◆ YOUR GOAL: Reproduce the listing word for word. Skip any image.

◆ SUPPLIED INFORMATION:
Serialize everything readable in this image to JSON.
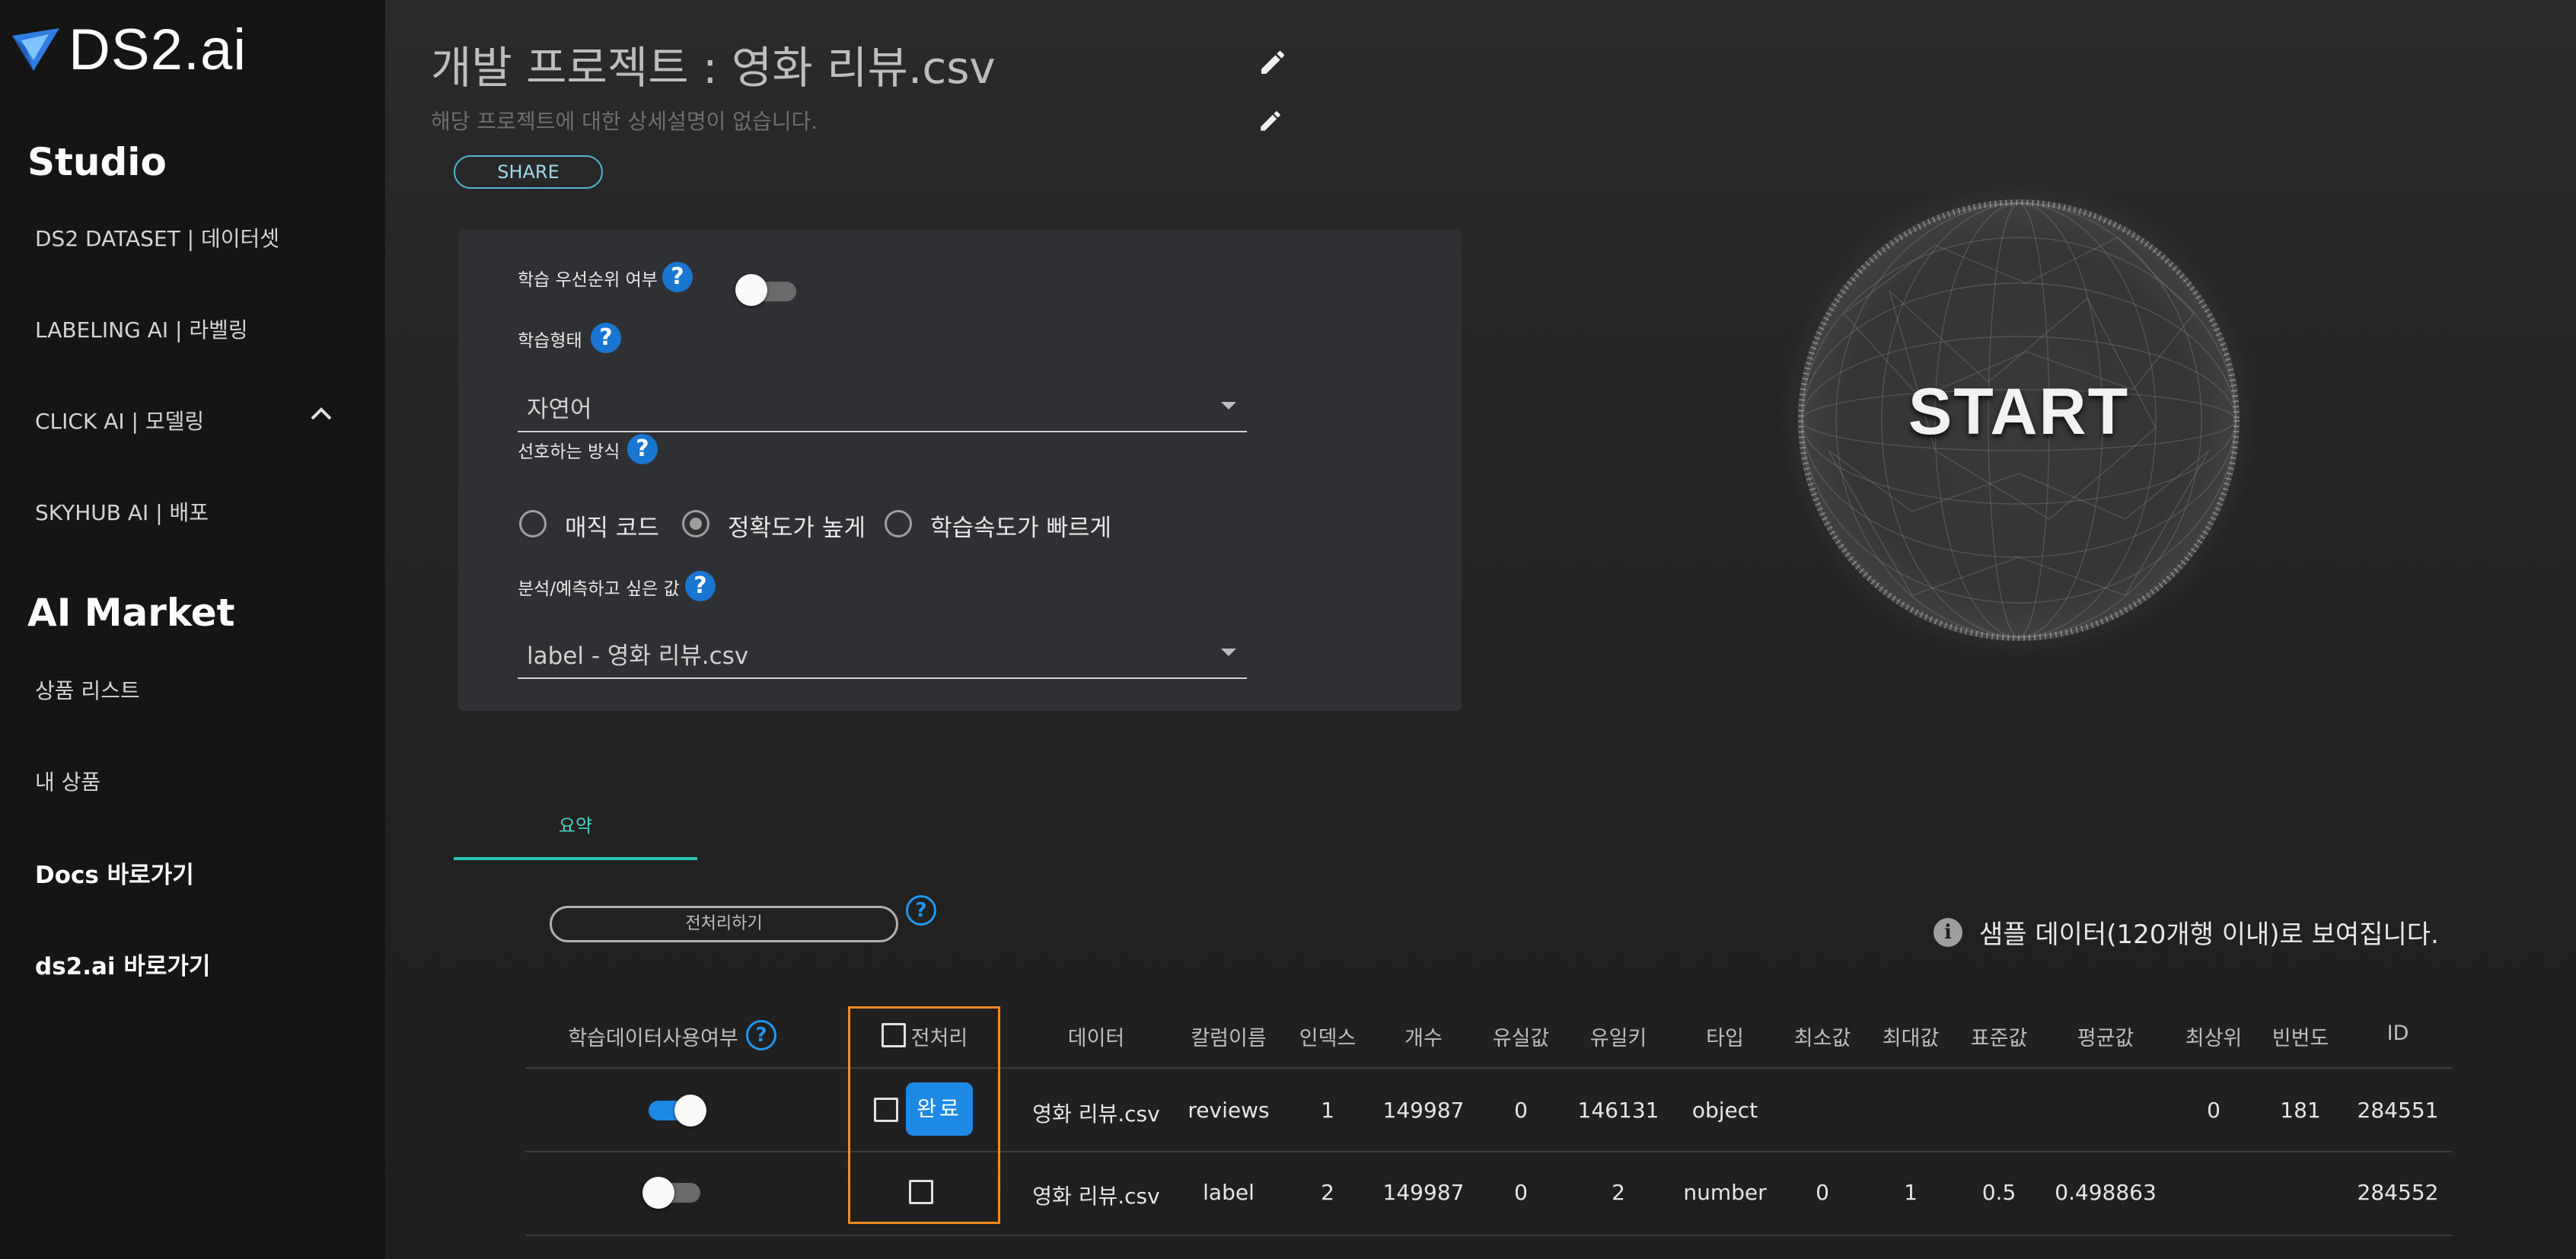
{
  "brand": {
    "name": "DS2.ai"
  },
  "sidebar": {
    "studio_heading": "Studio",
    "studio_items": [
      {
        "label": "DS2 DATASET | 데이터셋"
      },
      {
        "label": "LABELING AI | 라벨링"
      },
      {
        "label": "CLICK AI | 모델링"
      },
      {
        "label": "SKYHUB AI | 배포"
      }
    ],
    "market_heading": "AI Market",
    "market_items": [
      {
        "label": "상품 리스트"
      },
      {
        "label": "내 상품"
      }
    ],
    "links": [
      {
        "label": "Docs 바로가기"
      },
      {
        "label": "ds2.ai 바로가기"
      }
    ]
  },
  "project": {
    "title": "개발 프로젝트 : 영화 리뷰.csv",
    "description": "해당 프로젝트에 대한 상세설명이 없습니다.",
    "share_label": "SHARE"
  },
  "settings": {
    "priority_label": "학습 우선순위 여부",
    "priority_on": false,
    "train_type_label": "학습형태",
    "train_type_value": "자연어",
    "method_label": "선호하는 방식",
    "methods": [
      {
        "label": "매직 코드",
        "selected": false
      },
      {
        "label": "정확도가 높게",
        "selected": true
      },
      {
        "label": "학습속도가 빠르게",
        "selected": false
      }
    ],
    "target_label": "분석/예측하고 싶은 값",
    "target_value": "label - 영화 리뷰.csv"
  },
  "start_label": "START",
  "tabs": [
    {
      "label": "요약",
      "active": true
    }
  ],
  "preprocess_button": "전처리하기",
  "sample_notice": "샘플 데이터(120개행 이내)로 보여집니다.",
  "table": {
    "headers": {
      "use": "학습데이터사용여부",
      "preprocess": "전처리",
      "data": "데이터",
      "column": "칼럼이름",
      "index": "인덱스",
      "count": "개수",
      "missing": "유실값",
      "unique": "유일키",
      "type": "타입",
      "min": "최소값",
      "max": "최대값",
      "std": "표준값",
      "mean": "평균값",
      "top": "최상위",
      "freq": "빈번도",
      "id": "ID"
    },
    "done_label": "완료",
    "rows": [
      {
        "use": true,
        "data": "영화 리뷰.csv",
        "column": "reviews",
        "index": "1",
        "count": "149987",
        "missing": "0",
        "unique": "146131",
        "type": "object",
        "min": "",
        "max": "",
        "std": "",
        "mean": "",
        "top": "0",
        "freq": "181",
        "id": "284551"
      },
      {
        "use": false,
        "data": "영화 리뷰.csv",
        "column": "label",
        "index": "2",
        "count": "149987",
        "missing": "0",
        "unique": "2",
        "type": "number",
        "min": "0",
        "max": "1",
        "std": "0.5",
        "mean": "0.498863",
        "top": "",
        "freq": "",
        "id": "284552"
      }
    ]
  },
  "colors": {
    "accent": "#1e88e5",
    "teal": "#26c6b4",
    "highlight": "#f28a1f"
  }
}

◆ FULL RESPONSE:
Serialize everything readable in this image to JSON.
{
  "brand": {
    "name": "DS2.ai"
  },
  "sidebar": {
    "studio_heading": "Studio",
    "studio_items": [
      {
        "label": "DS2 DATASET | 데이터셋"
      },
      {
        "label": "LABELING AI | 라벨링"
      },
      {
        "label": "CLICK AI | 모델링"
      },
      {
        "label": "SKYHUB AI | 배포"
      }
    ],
    "market_heading": "AI Market",
    "market_items": [
      {
        "label": "상품 리스트"
      },
      {
        "label": "내 상품"
      }
    ],
    "links": [
      {
        "label": "Docs 바로가기"
      },
      {
        "label": "ds2.ai 바로가기"
      }
    ]
  },
  "project": {
    "title": "개발 프로젝트 : 영화 리뷰.csv",
    "description": "해당 프로젝트에 대한 상세설명이 없습니다.",
    "share_label": "SHARE"
  },
  "settings": {
    "priority_label": "학습 우선순위 여부",
    "priority_on": false,
    "train_type_label": "학습형태",
    "train_type_value": "자연어",
    "method_label": "선호하는 방식",
    "methods": [
      {
        "label": "매직 코드",
        "selected": false
      },
      {
        "label": "정확도가 높게",
        "selected": true
      },
      {
        "label": "학습속도가 빠르게",
        "selected": false
      }
    ],
    "target_label": "분석/예측하고 싶은 값",
    "target_value": "label - 영화 리뷰.csv"
  },
  "start_label": "START",
  "tabs": [
    {
      "label": "요약",
      "active": true
    }
  ],
  "preprocess_button": "전처리하기",
  "sample_notice": "샘플 데이터(120개행 이내)로 보여집니다.",
  "table": {
    "headers": {
      "use": "학습데이터사용여부",
      "preprocess": "전처리",
      "data": "데이터",
      "column": "칼럼이름",
      "index": "인덱스",
      "count": "개수",
      "missing": "유실값",
      "unique": "유일키",
      "type": "타입",
      "min": "최소값",
      "max": "최대값",
      "std": "표준값",
      "mean": "평균값",
      "top": "최상위",
      "freq": "빈번도",
      "id": "ID"
    },
    "done_label": "완료",
    "rows": [
      {
        "use": true,
        "data": "영화 리뷰.csv",
        "column": "reviews",
        "index": "1",
        "count": "149987",
        "missing": "0",
        "unique": "146131",
        "type": "object",
        "min": "",
        "max": "",
        "std": "",
        "mean": "",
        "top": "0",
        "freq": "181",
        "id": "284551"
      },
      {
        "use": false,
        "data": "영화 리뷰.csv",
        "column": "label",
        "index": "2",
        "count": "149987",
        "missing": "0",
        "unique": "2",
        "type": "number",
        "min": "0",
        "max": "1",
        "std": "0.5",
        "mean": "0.498863",
        "top": "",
        "freq": "",
        "id": "284552"
      }
    ]
  },
  "colors": {
    "accent": "#1e88e5",
    "teal": "#26c6b4",
    "highlight": "#f28a1f"
  }
}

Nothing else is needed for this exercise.